INSTRUCTION. Reply with one number: how many lines contain the word "всего".

RECORDS FOR PROCESSING.
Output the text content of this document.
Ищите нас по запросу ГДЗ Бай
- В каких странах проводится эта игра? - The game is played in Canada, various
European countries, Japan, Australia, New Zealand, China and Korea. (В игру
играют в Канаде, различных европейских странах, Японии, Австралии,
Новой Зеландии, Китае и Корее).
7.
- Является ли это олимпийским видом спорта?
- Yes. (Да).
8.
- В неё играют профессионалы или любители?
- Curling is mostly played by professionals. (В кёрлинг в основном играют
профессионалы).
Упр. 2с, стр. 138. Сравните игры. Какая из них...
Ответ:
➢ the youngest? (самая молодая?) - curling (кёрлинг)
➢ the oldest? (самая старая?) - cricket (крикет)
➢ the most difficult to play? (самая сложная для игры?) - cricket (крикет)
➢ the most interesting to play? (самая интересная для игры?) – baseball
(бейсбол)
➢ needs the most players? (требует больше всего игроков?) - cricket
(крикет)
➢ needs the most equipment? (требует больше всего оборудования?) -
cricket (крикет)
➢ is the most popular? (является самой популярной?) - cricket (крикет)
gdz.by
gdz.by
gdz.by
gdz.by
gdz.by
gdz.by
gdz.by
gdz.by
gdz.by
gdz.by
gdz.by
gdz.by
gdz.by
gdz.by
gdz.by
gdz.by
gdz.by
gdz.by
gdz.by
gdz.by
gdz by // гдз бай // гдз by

RESULT BELOW. 2